Data extracted from a collection >>
- - -
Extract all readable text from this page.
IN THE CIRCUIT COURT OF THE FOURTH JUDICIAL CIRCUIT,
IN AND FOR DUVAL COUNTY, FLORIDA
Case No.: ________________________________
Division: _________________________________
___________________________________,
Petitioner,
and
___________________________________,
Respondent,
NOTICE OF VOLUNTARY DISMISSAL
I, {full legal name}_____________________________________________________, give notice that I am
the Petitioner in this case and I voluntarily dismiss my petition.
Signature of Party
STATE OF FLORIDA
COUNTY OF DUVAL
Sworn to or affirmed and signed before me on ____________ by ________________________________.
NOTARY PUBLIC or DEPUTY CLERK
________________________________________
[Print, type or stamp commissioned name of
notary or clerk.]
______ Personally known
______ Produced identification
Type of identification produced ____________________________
- - -
WRITTEN INSTRUCTION >> Check every line for "name" and show the ones that have it.

COMPLETED TASK >>
I, {full legal name}_____________________________________________________, give notice that I am
[Print, type or stamp commissioned name of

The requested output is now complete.